--- À FAIRE ---
[1] Indiquez si chacun des énoncés (a), (b) et (c) concorde avec l'extrait sur les organisations de classe en répondant par oui ou par non, puis citez mot pour mot les termes du texte qui tranchent. (a) Dans la théorie marxiste classique, la conscience de classe naît de la construction d'organisations de classe. (b) Selon la théorie marxiste classique, les travailleurs doivent vendre leur force de travail pour survivre. (c) La relation d'exploitation détermine trois positions de classe.
[2] Reproduisez fidèlement le passage de l'extrait sur les organisations de classe qui va de « Selon la théorie » jusqu'à « ou des travailleurs. » inclus.

--- EXTRAIT DE PAGE ---
----------

Organisations de classe : structure et culture

Dans la théorie marxiste classique, la structure de classe engendre la formation d’une conscience de classe qui impulse la création d’organisations de lutte des classes. A l’inverse pour les théoriciens qui conservent une analyse en terme de structure de classe mais sans négliger l’importance de la culture, c’est la construction d’organisations de classe qui donne naissance à la conscience de classe.

Lire un article sur le rapport d’exploitation

Selon la théorie marxiste classique, le mode économique capitaliste repose sur un rapport social d’exploitation. Les détenteurs des moyens de production s’approprient une part des efforts des travailleurs qui pour survivre doivent vendre leur force de travail. La relation d’exploitation détermine donc deux positions de classe au sein des sociétés où le capitalisme est prédominant : la position de classe des exploiteurs ou des capitalistes et la position de classe des exploités ou des travailleurs.

----------

--- ENTRÉES FOURNIES ---

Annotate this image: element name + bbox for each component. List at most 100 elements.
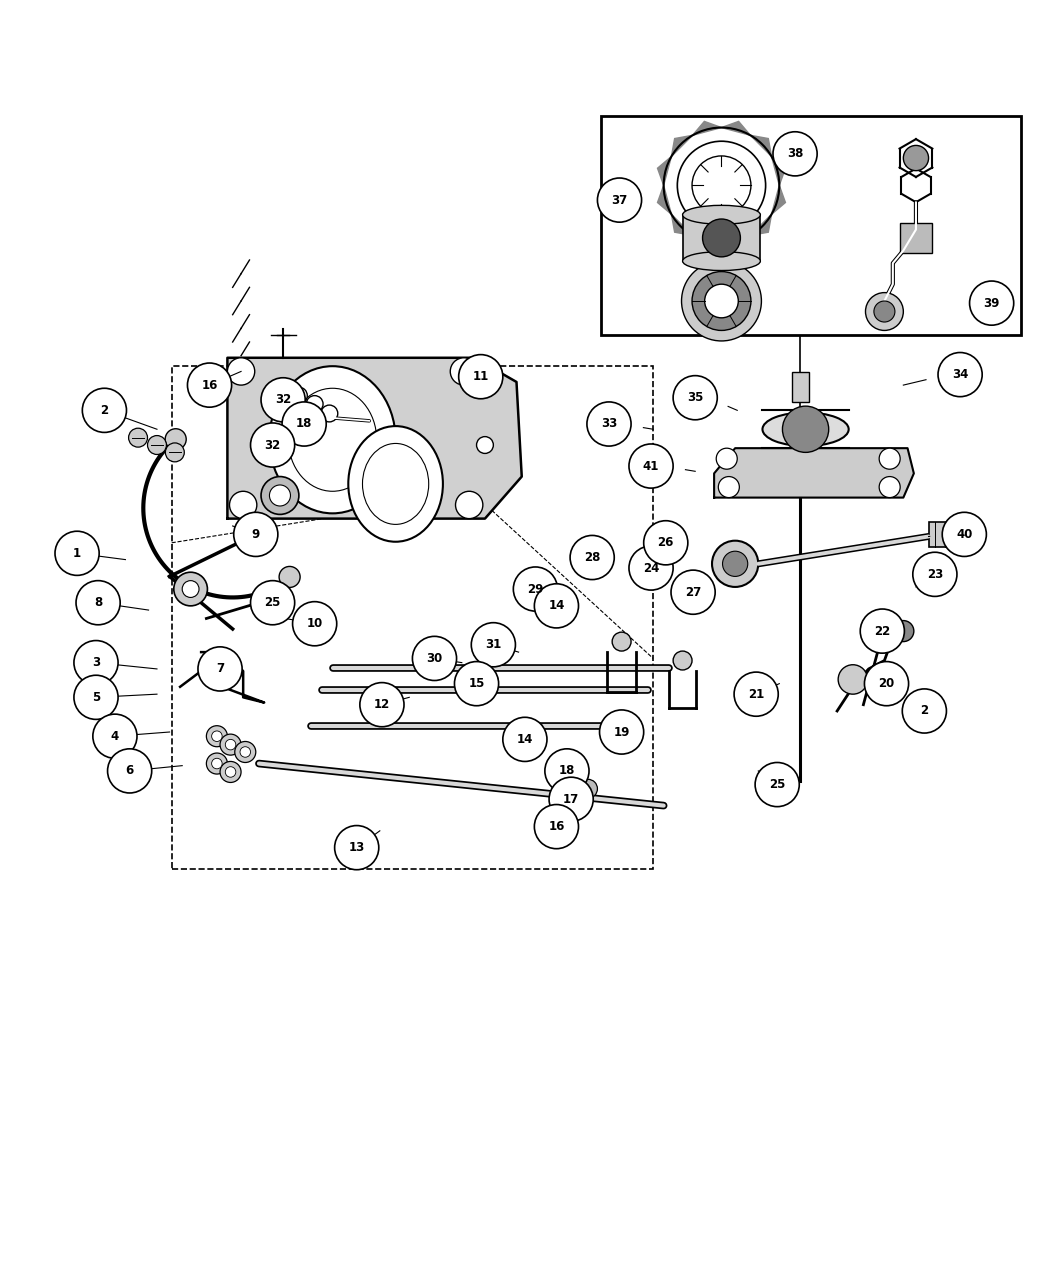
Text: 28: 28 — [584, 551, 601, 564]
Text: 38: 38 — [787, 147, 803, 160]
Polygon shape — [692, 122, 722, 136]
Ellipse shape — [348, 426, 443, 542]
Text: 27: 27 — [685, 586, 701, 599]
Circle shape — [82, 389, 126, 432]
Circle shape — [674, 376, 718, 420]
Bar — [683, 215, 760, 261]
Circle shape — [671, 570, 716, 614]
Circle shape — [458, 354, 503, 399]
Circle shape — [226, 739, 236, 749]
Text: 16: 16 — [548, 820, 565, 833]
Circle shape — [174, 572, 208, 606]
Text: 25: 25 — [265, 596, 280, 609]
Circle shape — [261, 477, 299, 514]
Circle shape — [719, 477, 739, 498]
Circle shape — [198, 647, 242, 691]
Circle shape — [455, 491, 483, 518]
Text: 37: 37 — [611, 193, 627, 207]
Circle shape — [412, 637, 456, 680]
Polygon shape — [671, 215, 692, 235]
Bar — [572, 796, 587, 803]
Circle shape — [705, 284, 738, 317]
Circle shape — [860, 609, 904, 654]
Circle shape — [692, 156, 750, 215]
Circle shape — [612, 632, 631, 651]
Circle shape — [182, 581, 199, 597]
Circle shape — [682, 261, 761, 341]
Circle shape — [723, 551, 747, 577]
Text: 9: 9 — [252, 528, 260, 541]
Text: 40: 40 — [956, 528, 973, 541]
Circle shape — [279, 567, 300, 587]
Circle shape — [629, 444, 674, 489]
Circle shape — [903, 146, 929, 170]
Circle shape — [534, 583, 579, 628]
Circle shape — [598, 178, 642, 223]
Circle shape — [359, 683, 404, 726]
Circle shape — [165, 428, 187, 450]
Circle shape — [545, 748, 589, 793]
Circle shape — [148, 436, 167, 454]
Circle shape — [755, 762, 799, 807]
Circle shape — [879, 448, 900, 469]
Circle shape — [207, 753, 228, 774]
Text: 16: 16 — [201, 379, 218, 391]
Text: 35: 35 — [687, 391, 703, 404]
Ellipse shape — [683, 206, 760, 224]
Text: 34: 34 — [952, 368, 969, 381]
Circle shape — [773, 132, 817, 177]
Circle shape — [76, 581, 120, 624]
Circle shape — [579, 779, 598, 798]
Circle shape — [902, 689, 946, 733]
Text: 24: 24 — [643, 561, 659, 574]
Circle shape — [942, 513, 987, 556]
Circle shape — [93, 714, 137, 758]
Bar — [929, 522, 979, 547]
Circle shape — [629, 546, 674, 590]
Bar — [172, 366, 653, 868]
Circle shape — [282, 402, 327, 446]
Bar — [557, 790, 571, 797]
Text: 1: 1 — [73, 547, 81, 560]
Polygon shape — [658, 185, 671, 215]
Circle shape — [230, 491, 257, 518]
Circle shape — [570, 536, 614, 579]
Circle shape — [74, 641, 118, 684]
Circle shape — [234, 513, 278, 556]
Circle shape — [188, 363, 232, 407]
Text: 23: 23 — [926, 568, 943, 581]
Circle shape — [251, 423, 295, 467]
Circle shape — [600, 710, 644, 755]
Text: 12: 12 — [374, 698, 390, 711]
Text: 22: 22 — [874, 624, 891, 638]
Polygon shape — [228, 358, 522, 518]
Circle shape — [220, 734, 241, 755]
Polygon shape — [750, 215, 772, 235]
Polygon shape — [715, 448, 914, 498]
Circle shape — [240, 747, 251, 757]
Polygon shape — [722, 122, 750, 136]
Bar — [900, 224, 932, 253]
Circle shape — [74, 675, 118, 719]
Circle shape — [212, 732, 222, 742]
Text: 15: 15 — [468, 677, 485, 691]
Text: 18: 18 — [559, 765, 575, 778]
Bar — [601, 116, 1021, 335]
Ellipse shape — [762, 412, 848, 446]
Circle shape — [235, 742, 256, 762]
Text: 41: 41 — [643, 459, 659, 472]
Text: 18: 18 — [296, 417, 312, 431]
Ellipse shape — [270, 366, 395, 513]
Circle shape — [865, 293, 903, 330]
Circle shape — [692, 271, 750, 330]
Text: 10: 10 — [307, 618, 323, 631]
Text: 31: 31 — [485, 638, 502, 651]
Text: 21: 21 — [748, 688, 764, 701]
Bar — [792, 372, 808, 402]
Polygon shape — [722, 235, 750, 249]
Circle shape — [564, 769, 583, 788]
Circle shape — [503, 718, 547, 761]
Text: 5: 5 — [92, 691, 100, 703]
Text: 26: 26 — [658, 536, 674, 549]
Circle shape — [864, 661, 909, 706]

----------

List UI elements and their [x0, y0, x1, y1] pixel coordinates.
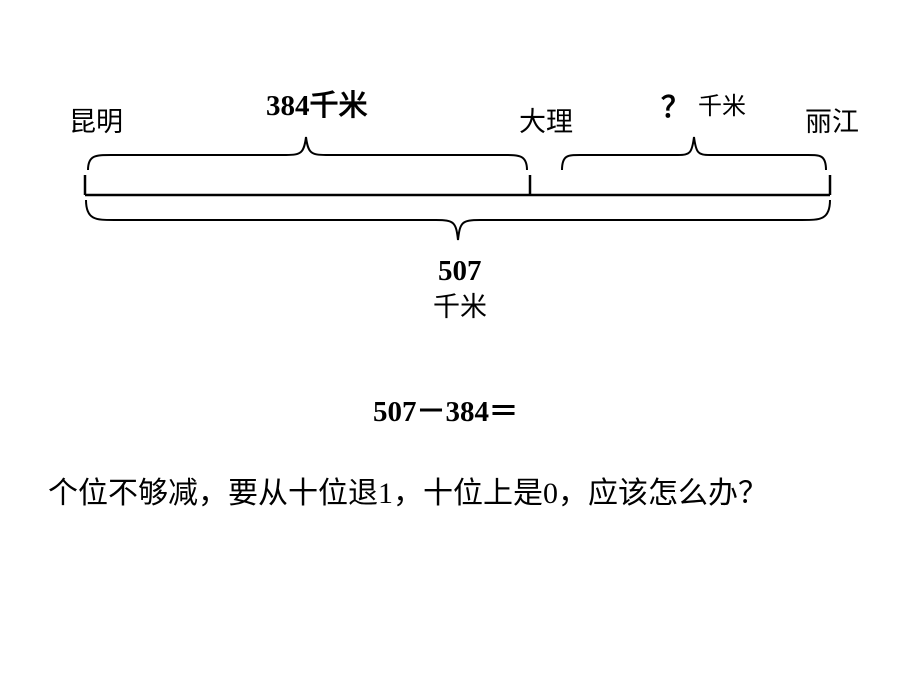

----------

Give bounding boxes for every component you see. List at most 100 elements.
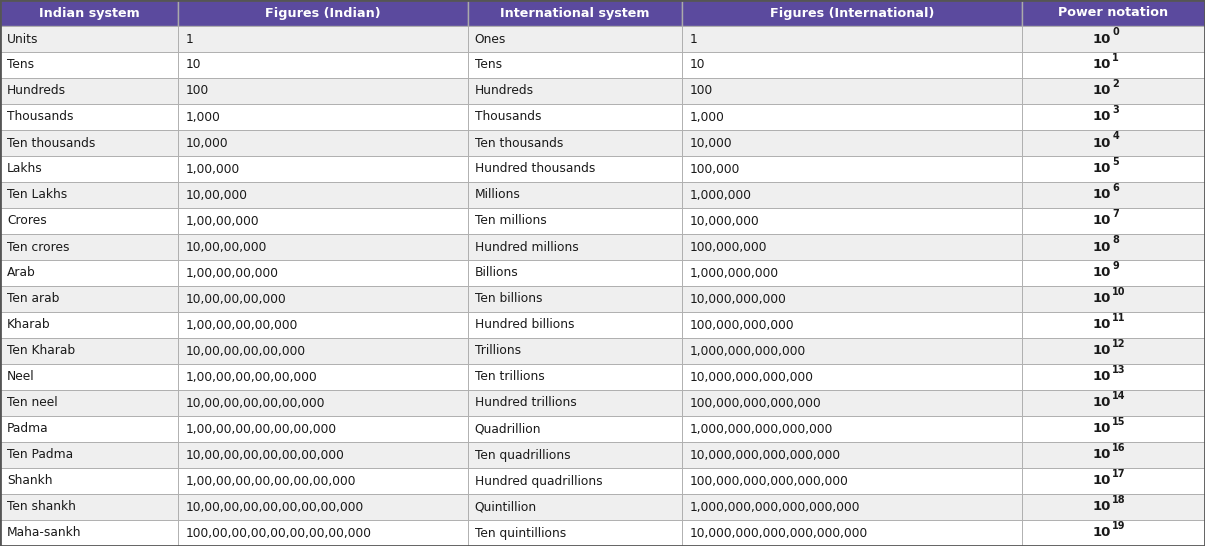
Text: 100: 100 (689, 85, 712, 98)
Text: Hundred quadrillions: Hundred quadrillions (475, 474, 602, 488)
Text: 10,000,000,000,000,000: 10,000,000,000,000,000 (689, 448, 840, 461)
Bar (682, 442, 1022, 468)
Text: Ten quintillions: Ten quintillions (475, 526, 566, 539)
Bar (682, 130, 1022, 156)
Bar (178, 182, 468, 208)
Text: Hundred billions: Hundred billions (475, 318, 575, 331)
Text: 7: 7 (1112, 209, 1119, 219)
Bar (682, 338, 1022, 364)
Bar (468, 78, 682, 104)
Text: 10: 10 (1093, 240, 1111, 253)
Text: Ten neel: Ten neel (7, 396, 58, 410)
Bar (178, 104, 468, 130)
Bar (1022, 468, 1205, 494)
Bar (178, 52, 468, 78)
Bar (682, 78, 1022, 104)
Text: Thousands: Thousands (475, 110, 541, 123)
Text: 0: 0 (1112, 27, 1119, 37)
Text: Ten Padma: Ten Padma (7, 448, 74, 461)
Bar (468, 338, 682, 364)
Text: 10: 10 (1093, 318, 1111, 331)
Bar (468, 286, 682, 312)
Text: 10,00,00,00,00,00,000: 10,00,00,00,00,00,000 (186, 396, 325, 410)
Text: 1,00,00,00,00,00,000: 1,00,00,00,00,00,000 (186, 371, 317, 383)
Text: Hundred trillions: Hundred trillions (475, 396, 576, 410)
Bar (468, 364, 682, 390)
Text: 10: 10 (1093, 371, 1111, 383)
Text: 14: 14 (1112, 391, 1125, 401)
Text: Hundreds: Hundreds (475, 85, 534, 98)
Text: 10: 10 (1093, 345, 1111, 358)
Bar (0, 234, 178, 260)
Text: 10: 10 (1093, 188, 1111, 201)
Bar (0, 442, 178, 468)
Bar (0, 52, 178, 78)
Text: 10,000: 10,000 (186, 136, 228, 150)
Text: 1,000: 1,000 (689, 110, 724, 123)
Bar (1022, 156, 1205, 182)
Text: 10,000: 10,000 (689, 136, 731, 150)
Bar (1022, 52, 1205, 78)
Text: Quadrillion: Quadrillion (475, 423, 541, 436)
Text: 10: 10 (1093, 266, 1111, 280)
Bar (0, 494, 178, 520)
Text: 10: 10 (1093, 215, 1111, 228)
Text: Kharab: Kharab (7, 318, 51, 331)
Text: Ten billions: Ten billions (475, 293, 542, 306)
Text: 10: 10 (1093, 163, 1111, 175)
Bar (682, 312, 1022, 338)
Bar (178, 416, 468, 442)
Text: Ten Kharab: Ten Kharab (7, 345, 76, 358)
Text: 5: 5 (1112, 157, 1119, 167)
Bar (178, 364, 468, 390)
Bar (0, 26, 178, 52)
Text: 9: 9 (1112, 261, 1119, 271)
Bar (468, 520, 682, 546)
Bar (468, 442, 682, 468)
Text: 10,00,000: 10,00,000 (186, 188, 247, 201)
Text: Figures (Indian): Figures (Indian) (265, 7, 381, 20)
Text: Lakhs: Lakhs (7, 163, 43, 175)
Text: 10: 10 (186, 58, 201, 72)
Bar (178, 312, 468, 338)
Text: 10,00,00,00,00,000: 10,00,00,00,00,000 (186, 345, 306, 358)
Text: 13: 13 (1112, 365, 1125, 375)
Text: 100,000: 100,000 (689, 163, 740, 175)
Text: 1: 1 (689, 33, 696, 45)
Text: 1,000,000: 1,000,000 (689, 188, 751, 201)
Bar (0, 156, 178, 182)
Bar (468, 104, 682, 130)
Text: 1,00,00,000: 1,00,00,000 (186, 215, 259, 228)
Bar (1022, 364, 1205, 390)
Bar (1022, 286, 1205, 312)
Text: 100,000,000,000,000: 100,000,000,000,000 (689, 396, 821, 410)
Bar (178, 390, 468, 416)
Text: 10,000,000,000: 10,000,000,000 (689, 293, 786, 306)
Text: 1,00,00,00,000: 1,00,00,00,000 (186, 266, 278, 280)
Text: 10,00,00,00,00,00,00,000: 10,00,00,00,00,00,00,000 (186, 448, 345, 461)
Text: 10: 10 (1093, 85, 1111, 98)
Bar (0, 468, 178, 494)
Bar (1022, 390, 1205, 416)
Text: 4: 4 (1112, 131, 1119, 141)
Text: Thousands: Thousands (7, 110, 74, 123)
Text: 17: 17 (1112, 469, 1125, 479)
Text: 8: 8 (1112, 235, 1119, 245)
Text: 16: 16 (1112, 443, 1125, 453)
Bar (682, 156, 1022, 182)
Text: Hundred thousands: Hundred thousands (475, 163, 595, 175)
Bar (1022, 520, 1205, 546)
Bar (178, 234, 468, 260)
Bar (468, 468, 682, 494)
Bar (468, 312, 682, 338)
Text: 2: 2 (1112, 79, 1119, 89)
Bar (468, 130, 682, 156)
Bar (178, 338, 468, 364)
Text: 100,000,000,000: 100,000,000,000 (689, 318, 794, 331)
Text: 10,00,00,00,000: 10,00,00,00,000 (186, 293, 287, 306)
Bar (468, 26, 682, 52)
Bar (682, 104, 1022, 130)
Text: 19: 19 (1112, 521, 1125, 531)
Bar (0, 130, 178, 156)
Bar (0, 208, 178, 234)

----------

--- LISTE DES RÉPONSES ---
[1]
(a) Non : « la structure de classe engendre la formation d’une conscience de classe qui impulse la création d’organisations de lutte des classes »
(b) Oui : « qui pour survivre doivent vendre leur force de travail »
(c) Non : « La relation d’exploitation détermine donc deux positions de classe »

[2]
Selon la théorie marxiste classique, le mode économique capitaliste repose sur un rapport social d’exploitation. Les détenteurs des moyens de production s’approprient une part des efforts des travailleurs qui pour survivre doivent vendre leur force de travail. La relation d’exploitation détermine donc deux positions de classe au sein des sociétés où le capitalisme est prédominant : la position de classe des exploiteurs ou des capitalistes et la position de classe des exploités ou des travailleurs.